»»

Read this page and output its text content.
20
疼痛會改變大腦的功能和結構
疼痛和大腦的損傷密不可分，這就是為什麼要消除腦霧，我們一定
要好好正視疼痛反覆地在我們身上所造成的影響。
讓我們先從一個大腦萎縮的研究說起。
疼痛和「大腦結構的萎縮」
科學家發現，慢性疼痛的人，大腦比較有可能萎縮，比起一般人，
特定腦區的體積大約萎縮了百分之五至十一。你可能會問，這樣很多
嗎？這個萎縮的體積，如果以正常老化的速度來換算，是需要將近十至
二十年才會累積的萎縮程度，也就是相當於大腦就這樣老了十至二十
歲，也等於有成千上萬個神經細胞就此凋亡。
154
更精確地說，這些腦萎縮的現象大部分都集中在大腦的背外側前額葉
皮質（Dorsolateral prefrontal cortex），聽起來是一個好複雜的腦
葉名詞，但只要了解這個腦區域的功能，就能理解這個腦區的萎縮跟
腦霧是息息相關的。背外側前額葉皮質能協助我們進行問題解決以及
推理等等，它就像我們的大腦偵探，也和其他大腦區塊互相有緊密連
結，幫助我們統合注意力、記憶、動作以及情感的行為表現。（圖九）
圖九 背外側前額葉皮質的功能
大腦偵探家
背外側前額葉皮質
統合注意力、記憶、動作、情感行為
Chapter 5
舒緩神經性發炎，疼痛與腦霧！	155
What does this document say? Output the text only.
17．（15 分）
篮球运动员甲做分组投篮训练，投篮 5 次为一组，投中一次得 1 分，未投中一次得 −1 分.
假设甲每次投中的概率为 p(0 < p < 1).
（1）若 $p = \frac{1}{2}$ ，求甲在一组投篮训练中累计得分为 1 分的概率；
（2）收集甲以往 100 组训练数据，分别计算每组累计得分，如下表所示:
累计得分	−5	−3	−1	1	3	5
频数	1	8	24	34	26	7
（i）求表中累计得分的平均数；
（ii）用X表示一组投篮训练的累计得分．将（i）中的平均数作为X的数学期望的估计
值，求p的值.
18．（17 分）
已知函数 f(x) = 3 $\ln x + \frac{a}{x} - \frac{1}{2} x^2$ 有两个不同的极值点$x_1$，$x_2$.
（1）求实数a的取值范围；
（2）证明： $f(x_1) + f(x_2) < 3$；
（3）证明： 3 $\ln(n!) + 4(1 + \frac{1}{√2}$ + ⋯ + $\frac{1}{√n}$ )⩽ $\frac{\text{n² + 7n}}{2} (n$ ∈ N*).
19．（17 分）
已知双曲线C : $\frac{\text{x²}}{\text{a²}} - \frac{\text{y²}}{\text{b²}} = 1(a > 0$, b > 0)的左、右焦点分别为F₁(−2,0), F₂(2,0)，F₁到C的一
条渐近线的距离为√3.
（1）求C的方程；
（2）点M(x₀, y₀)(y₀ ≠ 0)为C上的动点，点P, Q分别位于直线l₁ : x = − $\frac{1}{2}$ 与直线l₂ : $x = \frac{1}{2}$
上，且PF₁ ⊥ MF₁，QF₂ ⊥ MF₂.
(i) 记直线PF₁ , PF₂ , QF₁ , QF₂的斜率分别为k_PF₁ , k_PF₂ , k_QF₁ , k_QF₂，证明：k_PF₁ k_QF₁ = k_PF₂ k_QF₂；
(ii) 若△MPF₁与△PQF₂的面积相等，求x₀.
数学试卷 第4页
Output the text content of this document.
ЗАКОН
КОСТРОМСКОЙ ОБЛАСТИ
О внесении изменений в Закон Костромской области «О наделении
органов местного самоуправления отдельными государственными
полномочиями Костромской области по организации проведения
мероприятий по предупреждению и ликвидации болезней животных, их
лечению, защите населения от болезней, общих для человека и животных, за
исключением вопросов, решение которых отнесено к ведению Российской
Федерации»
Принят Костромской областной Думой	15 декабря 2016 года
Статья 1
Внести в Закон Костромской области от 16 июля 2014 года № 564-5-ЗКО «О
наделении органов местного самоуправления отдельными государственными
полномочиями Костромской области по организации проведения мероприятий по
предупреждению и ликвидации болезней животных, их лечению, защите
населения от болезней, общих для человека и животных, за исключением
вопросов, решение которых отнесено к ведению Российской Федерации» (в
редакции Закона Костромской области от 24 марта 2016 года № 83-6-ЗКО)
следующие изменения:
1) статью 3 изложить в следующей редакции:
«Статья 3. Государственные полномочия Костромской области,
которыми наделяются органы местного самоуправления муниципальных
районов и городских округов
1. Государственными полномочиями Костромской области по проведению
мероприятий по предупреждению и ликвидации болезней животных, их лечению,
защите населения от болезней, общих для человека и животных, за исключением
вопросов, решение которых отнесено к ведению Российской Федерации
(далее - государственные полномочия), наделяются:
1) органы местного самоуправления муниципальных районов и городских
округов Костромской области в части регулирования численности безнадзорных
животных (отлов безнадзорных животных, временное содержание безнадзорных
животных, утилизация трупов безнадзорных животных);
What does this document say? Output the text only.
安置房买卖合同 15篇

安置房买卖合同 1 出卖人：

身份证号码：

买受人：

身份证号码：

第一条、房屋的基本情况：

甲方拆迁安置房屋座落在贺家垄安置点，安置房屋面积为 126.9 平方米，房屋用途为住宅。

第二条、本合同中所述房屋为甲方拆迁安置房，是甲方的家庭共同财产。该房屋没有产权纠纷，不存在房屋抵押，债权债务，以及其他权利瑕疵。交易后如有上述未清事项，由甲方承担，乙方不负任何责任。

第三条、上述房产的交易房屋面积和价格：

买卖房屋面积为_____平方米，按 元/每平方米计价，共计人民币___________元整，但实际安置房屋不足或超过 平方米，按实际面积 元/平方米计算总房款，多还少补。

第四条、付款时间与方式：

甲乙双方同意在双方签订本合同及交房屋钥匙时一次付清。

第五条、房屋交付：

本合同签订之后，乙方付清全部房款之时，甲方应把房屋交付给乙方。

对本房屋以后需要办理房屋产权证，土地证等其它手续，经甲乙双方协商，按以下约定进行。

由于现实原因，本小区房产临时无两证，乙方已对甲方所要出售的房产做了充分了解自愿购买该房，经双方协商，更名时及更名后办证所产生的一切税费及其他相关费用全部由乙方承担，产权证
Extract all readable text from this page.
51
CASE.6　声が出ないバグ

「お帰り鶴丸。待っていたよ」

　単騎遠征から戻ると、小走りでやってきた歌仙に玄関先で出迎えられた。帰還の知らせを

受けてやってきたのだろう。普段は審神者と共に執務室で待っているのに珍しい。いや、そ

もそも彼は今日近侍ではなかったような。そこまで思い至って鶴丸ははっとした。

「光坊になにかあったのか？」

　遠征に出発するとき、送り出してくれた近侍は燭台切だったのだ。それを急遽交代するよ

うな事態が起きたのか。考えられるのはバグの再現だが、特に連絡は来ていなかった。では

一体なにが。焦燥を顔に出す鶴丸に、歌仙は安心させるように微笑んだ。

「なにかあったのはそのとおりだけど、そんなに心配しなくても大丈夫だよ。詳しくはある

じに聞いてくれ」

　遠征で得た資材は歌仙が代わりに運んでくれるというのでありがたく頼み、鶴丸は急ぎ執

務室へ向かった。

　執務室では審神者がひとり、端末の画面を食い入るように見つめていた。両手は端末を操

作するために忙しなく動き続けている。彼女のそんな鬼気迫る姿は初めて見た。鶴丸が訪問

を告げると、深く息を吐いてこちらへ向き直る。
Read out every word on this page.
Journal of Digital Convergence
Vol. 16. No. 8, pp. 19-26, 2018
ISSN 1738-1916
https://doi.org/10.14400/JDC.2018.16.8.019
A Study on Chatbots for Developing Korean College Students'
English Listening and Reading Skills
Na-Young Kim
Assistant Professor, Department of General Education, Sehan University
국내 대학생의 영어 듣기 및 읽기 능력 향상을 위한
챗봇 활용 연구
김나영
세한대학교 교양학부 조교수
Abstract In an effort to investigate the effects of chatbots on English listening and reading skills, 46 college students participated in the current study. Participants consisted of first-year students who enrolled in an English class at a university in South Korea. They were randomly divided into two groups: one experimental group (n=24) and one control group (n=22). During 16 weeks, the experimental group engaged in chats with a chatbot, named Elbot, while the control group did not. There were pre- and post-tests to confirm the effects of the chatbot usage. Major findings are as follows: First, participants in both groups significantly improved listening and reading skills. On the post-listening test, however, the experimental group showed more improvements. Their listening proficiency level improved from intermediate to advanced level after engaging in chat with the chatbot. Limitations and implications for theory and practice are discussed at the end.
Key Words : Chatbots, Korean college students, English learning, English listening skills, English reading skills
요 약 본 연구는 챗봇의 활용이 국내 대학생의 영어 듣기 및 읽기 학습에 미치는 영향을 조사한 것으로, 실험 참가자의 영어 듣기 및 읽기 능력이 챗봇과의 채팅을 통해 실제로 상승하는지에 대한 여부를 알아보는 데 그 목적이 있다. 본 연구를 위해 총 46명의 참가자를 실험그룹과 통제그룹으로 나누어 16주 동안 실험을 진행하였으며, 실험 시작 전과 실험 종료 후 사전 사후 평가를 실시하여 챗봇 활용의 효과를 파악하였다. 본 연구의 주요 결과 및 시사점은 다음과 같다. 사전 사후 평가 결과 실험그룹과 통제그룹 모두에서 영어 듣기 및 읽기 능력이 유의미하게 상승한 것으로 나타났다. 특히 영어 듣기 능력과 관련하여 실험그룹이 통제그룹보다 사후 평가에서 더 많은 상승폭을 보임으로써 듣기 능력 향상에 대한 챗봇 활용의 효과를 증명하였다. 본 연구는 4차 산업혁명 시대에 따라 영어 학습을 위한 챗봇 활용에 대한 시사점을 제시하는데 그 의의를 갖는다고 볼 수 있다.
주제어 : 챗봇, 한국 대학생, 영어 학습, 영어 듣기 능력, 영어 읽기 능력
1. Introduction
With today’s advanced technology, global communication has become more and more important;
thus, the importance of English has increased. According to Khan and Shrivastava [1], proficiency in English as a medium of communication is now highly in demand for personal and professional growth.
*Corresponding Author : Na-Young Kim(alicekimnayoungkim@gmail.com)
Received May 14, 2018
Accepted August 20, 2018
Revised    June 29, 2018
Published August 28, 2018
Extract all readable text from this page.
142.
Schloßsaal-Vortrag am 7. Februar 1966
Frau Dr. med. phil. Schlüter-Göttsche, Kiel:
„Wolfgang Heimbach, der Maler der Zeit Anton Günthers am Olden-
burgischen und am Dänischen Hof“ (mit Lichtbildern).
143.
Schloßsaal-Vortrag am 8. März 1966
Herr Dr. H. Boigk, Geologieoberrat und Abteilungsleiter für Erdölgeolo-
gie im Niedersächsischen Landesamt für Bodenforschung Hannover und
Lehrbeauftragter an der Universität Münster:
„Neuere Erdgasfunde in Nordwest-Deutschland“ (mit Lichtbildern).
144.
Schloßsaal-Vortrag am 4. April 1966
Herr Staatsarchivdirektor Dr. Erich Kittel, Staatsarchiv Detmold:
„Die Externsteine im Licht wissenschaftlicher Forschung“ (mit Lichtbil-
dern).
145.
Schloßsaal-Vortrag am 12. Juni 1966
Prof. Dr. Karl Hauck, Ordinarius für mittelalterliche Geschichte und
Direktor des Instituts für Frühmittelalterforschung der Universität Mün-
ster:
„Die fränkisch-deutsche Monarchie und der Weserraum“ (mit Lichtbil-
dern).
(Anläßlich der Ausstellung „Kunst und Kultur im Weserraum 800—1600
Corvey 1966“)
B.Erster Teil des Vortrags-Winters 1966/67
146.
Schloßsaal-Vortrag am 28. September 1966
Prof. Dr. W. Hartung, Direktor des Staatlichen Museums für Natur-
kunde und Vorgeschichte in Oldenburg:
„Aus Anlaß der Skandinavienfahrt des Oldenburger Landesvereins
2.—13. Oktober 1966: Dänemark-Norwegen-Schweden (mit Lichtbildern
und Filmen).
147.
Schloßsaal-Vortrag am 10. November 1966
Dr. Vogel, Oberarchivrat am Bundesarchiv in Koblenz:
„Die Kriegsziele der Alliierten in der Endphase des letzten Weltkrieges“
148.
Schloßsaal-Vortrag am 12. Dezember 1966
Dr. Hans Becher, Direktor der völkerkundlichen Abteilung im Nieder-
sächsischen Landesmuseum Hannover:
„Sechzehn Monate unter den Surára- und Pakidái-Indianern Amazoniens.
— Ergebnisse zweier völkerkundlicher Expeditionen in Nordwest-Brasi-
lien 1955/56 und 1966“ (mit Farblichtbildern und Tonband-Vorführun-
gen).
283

««

Going over the lines above, work out how many include "Universität", then give only that number.

• _Answer to the problem_: 2